> [Set task] Copy all lines in which the word "최소유의차" can be found.

>> Start Records for the task

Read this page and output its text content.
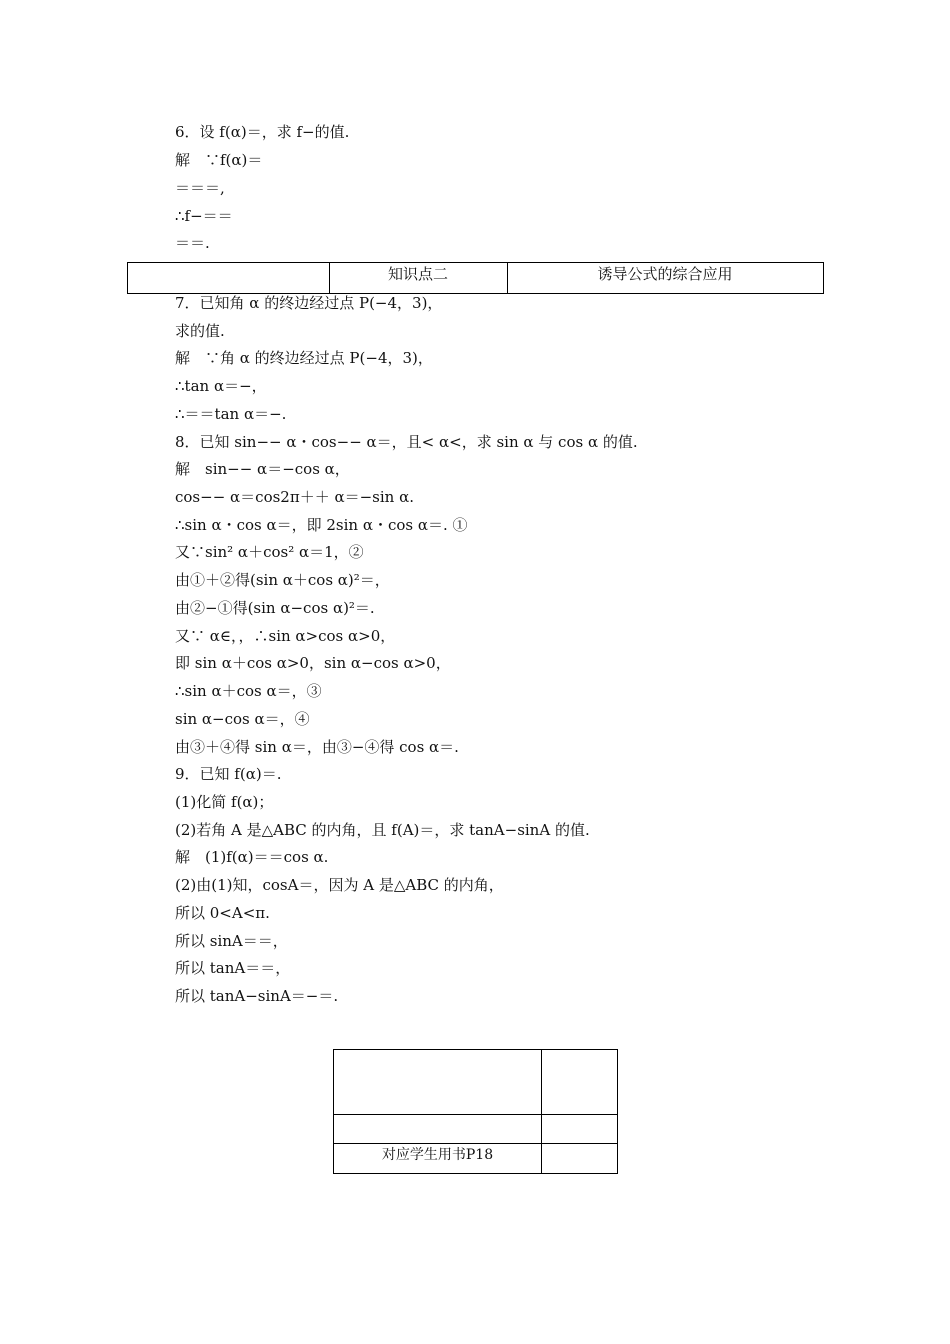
6．设 f(α)＝，求 f−的值.
解　∵f(α)＝
＝＝＝,
∴f−＝＝
＝＝.
知识点二	诱导公式的综合应用
7．已知角 α 的终边经过点 P(−4，3)，
求的值.
解　∵角 α 的终边经过点 P(−4，3)，
∴tan α＝−，
∴＝＝tan α＝−.
8．已知 sin−− α・cos−− α＝，且< α<，求 sin α 与 cos α 的值.
解　sin−− α＝−cos α，
cos−− α＝cos2π＋＋ α＝−sin α.
∴sin α・cos α＝，即 2sin α・cos α＝. ①
又∵sin² α＋cos² α＝1，②
由①＋②得(sin α＋cos α)²＝，
由②−①得(sin α−cos α)²＝.
又∵ α∈，，∴sin α>cos α>0，
即 sin α＋cos α>0，sin α−cos α>0，
∴sin α＋cos α＝，③
sin α−cos α＝，④
由③＋④得 sin α＝，由③−④得 cos α＝.
9．已知 f(α)＝.
(1)化简 f(α)；
(2)若角 A 是△ABC 的内角，且 f(A)＝，求 tanA−sinA 的值.
解　(1)f(α)＝＝cos α.
(2)由(1)知，cosA＝，因为 A 是△ABC 的内角，
所以 0<A<π.
所以 sinA＝＝，
所以 tanA＝＝，
所以 tanA−sinA＝−＝.
对应学生用书P18
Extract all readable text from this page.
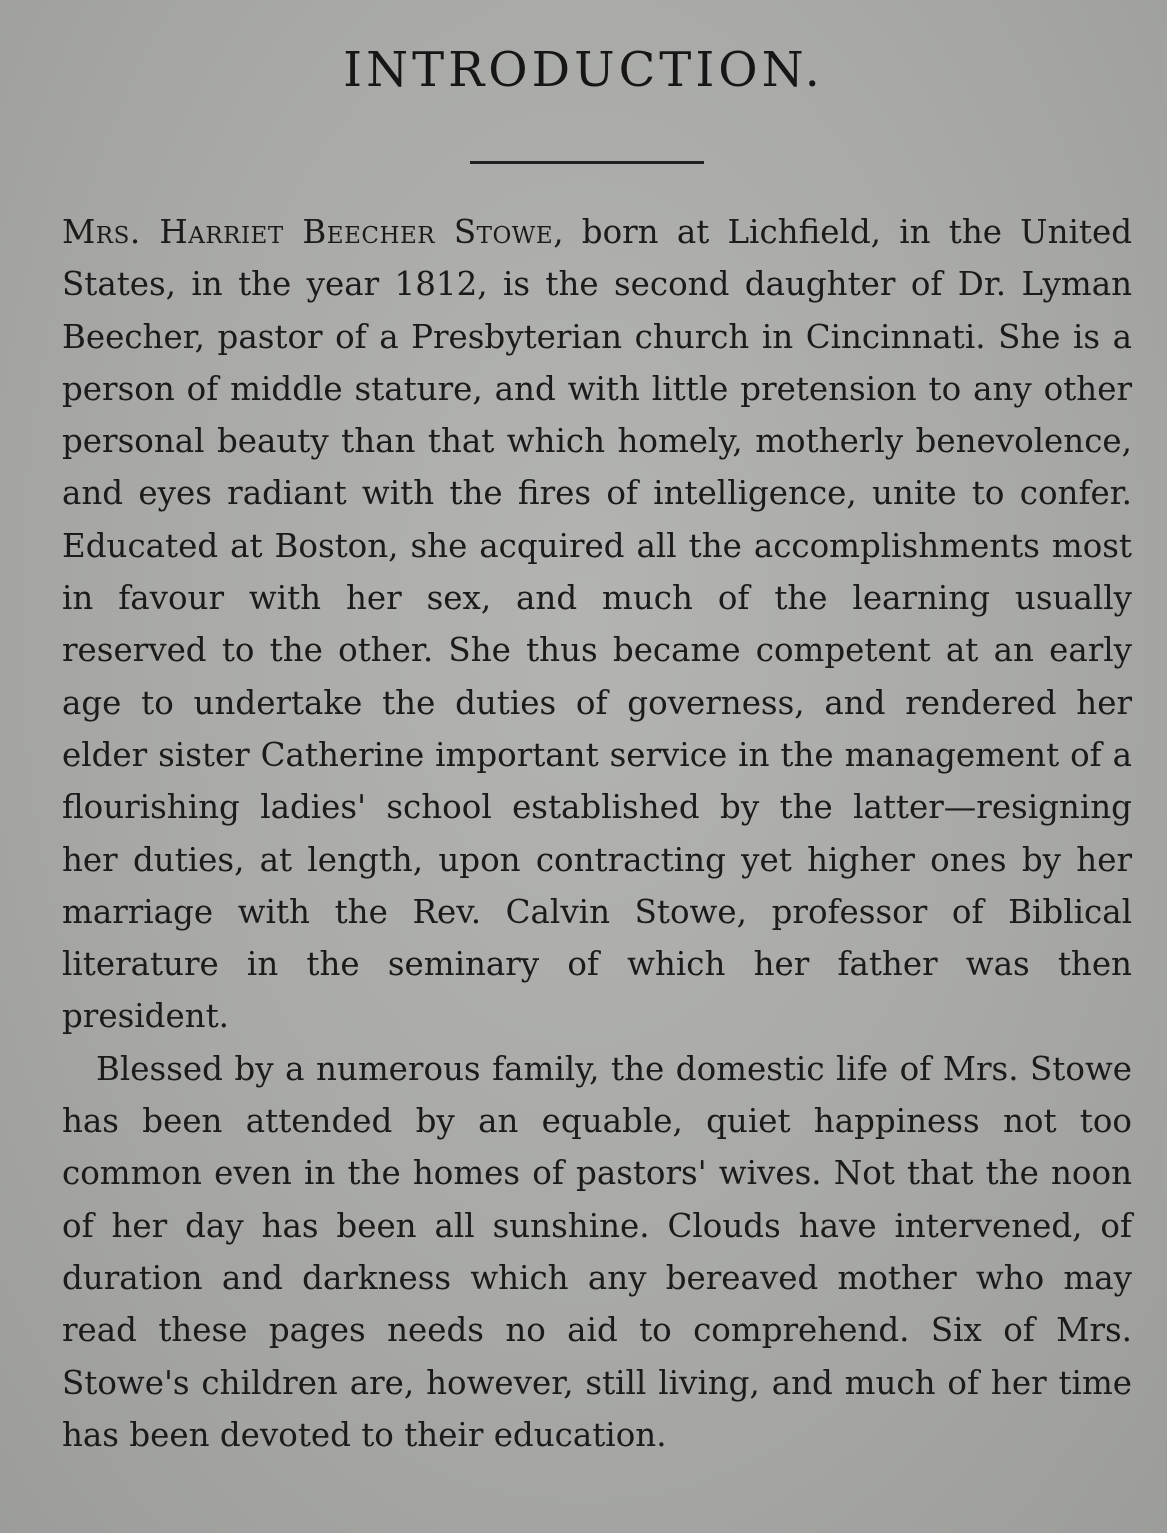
INTRODUCTION.

Mrs. Harriet Beecher Stowe, born at Lichfield, in the United States, in the year 1812, is the second daughter of Dr. Lyman Beecher, pastor of a Presbyterian church in Cincinnati. She is a person of middle stature, and with little pretension to any other personal beauty than that which homely, motherly benevolence, and eyes radiant with the fires of intelligence, unite to confer. Educated at Boston, she acquired all the accomplishments most in favour with her sex, and much of the learning usually reserved to the other. She thus became competent at an early age to undertake the duties of governess, and rendered her elder sister Catherine important service in the management of a flourishing ladies' school established by the latter—resigning her duties, at length, upon contracting yet higher ones by her marriage with the Rev. Calvin Stowe, professor of Biblical literature in the seminary of which her father was then president.

Blessed by a numerous family, the domestic life of Mrs. Stowe has been attended by an equable, quiet happiness not too common even in the homes of pastors' wives. Not that the noon of her day has been all sunshine. Clouds have intervened, of duration and darkness which any bereaved mother who may read these pages needs no aid to comprehend. Six of Mrs. Stowe's children are, however, still living, and much of her time has been devoted to their education.
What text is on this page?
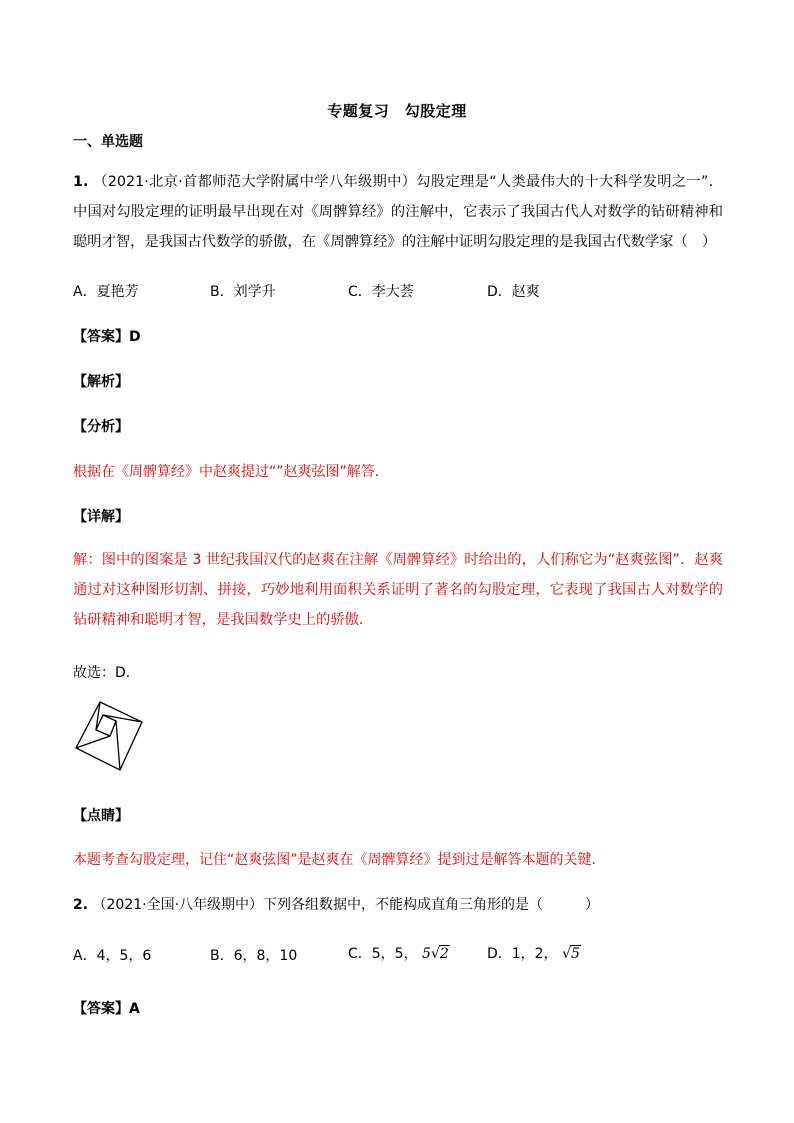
专题复习　勾股定理
一、单选题
1. （2021·北京·首都师范大学附属中学八年级期中）勾股定理是“人类最伟大的十大科学发明之一”．中国对勾股定理的证明最早出现在对《周髀算经》的注解中，它表示了我国古代人对数学的钻研精神和聪明才智，是我国古代数学的骄傲，在《周髀算经》的注解中证明勾股定理的是我国古代数学家（　）
A．夏艳芳	B．刘学升	C．李大荟	D．赵爽
【答案】D
【解析】
【分析】
根据在《周髀算经》中赵爽提过“”赵爽弦图”解答．
【详解】
解：图中的图案是 3 世纪我国汉代的赵爽在注解《周髀算经》时给出的，人们称它为“赵爽弦图”．赵爽通过对这种图形切割、拼接，巧妙地利用面积关系证明了著名的勾股定理，它表现了我国古人对数学的钻研精神和聪明才智，是我国数学史上的骄傲．
故选：D．
【点睛】
本题考查勾股定理，记住“赵爽弦图”是赵爽在《周髀算经》提到过是解答本题的关键．
2. （2021·全国·八年级期中）下列各组数据中，不能构成直角三角形的是（　　　）
A．4，5，6	B．6，8，10	C．5，5， 5√2	D．1，2， √5
【答案】A
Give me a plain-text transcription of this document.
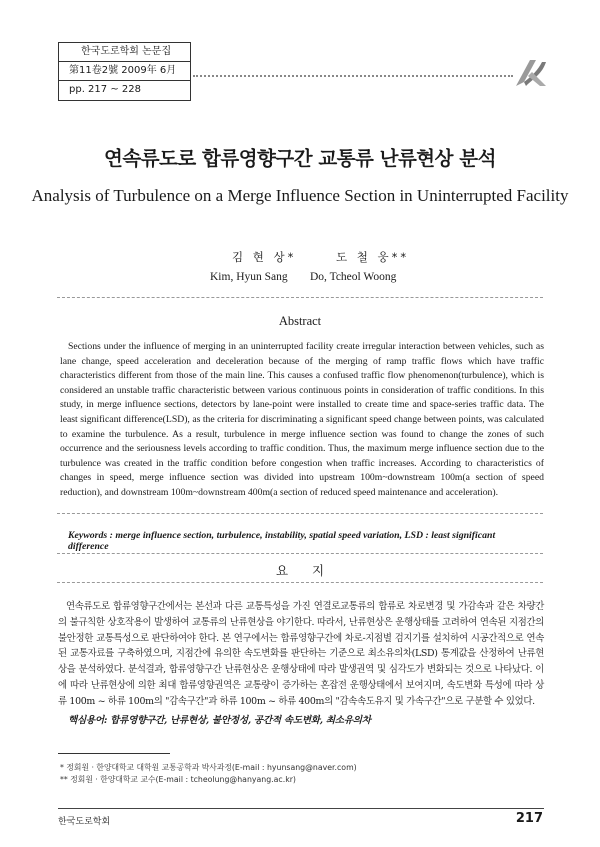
한국도로학회 논문집
第11卷2號 2009年 6月
pp. 217 ~ 228
연속류도로 합류영향구간 교통류 난류현상 분석
Analysis of Turbulence on a Merge Influence Section in Uninterrupted Facility
김 현 상*	도 철 웅**
Kim, Hyun Sang Do, Tcheol Woong
Abstract

Sections under the influence of merging in an uninterrupted facility create irregular interaction between vehicles, such as lane change, speed acceleration and deceleration because of the merging of ramp traffic flows which have traffic characteristics different from those of the main line. This causes a confused traffic flow phenomenon(turbulence), which is considered an unstable traffic characteristic between various continuous points in consideration of traffic conditions. In this study, in merge influence sections, detectors by lane-point were installed to create time and space-series traffic data. The least significant difference(LSD), as the criteria for discriminating a significant speed change between points, was calculated to examine the turbulence. As a result, turbulence in merge influence section was found to change the zones of such occurrence and the seriousness levels according to traffic condition. Thus, the maximum merge influence section due to the turbulence was created in the traffic condition before congestion when traffic increases. According to characteristics of changes in speed, merge influence section was divided into upstream 100m~downstream 100m(a section of speed reduction), and downstream 100m~downstream 400m(a section of reduced speed maintenance and acceleration).

Keywords : merge influence section, turbulence, instability, spatial speed variation, LSD : least significant difference
요 지

연속류도로 합류영향구간에서는 본선과 다른 교통특성을 가진 연결로교통류의 합류로 차로변경 및 가감속과 같은 차량간의 불규칙한 상호작용이 발생하여 교통류의 난류현상을 야기한다. 따라서, 난류현상은 운행상태를 고려하여 연속된 지점간의 불안정한 교통특성으로 판단하여야 한다. 본 연구에서는 합류영향구간에 차로-지점별 검지기를 설치하여 시공간적으로 연속된 교통자료를 구축하였으며, 지점간에 유의한 속도변화를 판단하는 기준으로 최소유의차(LSD) 통계값을 산정하여 난류현상을 분석하였다. 분석결과, 합류영향구간 난류현상은 운행상태에 따라 발생권역 및 심각도가 변화되는 것으로 나타났다. 이에 따라 난류현상에 의한 최대 합류영향권역은 교통량이 증가하는 혼잡전 운행상태에서 보여지며, 속도변화 특성에 따라 상류 100m ~ 하류 100m의 "감속구간"과 하류 100m ~ 하류 400m의 "감속속도유지 및 가속구간"으로 구분할 수 있었다.

핵심용어: 합류영향구간, 난류현상, 불안정성, 공간적 속도변화, 최소유의차
* 정회원 · 한양대학교 대학원 교통공학과 박사과정(E-mail : hyunsang@naver.com)
** 정회원 · 한양대학교 교수(E-mail : tcheolung@hanyang.ac.kr)
한국도로학회	217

>> End Records for the task

> [Reply to the exercise]
연속류도로 합류영향구간에서는 본선과 다른 교통특성을 가진 연결로교통류의 합류로 차로변경 및 가감속과 같은 차량간의 불규칙한 상호작용이 발생하여 교통류의 난류현상을 야기한다. 따라서, 난류현상은 운행상태를 고려하여 연속된 지점간의 불안정한 교통특성으로 판단하여야 한다. 본 연구에서는 합류영향구간에 차로-지점별 검지기를 설치하여 시공간적으로 연속된 교통자료를 구축하였으며, 지점간에 유의한 속도변화를 판단하는 기준으로 최소유의차(LSD) 통계값을 산정하여 난류현상을 분석하였다. 분석결과, 합류영향구간 난류현상은 운행상태에 따라 발생권역 및 심각도가 변화되는 것으로 나타났다. 이에 따라 난류현상에 의한 최대 합류영향권역은 교통량이 증가하는 혼잡전 운행상태에서 보여지며, 속도변화 특성에 따라 상류 100m ~ 하류 100m의 "감속구간"과 하류 100m ~ 하류 400m의 "감속속도유지 및 가속구간"으로 구분할 수 있었다.
핵심용어: 합류영향구간, 난류현상, 불안정성, 공간적 속도변화, 최소유의차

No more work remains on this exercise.